→ **Given request**:
Search the records that follow and extract every line containing the string "timestamp".

═══ Excerpted data

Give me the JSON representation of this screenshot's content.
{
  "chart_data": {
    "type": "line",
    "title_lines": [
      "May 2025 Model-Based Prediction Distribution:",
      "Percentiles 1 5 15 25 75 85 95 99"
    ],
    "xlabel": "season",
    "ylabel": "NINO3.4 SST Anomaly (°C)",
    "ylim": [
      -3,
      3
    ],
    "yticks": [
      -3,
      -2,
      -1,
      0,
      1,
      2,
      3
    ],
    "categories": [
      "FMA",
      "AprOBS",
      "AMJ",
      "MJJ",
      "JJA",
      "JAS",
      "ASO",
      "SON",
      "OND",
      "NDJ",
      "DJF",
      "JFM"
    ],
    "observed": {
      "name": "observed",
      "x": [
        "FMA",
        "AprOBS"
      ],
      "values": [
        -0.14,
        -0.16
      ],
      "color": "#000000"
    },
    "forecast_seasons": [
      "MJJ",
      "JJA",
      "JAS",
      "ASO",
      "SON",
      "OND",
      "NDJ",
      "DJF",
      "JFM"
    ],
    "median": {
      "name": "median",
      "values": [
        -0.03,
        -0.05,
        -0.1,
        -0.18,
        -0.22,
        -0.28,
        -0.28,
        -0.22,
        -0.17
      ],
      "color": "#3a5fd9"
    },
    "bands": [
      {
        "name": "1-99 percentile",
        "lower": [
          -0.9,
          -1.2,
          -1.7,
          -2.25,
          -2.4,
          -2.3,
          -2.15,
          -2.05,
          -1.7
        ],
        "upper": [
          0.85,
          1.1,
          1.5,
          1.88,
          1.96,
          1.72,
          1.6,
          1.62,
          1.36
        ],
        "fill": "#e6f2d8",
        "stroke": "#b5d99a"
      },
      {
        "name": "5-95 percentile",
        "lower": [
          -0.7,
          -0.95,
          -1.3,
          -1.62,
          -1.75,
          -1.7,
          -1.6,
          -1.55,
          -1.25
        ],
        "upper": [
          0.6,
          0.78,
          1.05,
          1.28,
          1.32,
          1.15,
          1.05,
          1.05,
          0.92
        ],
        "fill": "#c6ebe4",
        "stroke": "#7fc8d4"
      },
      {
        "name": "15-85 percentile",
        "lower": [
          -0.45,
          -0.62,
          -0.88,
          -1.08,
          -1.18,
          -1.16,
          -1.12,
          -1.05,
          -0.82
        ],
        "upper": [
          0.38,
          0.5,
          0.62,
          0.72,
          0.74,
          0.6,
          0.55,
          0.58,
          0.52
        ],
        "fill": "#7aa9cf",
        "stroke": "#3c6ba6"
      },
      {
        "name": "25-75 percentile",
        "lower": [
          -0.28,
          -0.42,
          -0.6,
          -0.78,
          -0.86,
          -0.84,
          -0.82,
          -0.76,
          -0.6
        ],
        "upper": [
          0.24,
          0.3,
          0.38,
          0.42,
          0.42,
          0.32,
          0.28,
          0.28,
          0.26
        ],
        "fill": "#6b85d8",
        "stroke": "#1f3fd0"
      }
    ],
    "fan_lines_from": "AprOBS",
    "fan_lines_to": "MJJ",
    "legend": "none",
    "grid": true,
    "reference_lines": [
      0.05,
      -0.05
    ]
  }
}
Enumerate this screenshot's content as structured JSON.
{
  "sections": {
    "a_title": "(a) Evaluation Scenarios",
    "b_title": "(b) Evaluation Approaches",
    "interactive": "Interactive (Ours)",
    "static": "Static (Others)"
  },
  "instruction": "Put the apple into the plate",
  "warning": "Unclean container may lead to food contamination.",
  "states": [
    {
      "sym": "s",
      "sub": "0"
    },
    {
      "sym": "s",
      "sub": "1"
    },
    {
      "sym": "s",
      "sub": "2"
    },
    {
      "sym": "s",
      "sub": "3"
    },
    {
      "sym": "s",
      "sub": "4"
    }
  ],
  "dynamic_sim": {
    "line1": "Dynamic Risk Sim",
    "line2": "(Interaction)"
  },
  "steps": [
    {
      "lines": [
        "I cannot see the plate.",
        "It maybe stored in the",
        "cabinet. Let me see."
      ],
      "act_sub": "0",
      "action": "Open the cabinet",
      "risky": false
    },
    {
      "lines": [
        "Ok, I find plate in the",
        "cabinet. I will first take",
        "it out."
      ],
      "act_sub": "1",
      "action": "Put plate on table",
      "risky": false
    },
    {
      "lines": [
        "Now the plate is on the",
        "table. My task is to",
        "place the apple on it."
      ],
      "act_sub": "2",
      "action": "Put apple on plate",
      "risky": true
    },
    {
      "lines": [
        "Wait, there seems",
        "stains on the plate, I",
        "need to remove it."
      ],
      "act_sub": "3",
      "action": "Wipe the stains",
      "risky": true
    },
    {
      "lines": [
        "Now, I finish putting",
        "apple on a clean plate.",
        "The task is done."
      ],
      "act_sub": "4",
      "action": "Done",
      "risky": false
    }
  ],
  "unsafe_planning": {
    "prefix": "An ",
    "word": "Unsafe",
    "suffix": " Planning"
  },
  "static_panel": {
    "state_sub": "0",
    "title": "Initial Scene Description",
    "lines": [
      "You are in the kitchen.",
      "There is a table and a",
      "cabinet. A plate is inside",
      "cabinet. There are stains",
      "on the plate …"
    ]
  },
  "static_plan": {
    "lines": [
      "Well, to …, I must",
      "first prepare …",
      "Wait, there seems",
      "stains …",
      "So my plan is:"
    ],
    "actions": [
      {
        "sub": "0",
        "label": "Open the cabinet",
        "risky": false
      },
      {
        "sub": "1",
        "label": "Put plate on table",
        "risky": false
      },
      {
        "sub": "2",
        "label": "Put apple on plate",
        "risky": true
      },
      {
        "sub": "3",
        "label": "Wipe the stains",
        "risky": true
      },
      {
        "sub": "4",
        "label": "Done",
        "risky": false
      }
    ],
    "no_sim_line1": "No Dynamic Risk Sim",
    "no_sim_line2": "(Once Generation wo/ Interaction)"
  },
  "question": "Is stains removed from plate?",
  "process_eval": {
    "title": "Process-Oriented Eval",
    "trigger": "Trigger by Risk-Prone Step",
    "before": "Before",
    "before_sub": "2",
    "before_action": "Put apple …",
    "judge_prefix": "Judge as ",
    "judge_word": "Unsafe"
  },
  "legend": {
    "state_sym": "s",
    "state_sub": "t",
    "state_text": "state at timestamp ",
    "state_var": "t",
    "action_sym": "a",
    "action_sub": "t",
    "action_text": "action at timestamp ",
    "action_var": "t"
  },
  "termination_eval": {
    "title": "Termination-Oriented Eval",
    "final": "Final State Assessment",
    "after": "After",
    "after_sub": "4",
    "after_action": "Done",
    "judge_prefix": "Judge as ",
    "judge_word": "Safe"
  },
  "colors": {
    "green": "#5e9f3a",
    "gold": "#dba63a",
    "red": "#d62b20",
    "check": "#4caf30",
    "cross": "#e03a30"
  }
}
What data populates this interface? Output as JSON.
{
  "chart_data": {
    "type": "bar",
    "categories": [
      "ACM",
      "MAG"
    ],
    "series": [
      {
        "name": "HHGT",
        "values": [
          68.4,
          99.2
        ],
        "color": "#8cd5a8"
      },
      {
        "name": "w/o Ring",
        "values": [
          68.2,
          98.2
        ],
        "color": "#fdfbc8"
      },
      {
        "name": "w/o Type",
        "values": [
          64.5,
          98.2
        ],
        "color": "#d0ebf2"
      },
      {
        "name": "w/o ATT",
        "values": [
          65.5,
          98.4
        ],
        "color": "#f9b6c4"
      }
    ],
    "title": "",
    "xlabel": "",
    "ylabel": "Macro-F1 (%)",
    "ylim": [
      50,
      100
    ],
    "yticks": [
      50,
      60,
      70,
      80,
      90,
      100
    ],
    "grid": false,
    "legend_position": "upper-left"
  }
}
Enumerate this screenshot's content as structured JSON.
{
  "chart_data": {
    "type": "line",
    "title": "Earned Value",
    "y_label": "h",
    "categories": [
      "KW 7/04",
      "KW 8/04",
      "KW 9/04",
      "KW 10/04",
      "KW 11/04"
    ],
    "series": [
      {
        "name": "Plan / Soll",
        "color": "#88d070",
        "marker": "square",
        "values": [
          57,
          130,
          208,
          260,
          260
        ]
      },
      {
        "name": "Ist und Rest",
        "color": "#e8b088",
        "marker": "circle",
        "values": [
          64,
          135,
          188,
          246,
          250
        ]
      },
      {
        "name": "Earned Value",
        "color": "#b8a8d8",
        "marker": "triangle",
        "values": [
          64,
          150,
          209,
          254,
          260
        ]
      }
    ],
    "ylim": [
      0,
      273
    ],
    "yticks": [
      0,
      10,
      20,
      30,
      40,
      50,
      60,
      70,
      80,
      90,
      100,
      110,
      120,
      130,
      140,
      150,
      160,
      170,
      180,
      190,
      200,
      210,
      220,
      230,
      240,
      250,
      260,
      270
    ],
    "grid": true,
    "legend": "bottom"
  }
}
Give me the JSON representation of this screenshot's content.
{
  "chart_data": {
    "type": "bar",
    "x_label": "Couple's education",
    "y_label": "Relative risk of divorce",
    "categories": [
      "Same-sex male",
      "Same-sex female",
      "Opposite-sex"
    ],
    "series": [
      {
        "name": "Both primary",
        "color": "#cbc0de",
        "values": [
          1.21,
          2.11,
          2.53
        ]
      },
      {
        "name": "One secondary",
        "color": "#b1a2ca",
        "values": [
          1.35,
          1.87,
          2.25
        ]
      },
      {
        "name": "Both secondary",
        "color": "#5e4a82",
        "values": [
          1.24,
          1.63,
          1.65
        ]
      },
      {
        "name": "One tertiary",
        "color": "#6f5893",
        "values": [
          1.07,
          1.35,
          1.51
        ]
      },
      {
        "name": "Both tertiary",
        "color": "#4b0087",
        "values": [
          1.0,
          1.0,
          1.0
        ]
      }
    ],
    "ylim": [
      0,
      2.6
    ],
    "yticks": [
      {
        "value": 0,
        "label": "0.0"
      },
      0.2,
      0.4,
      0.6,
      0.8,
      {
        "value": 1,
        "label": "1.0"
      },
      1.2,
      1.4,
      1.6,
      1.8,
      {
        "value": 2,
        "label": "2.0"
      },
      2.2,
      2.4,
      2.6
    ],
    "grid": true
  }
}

══════

→ **Task solution**:
    "state_text": "state at timestamp ",
    "action_text": "action at timestamp ",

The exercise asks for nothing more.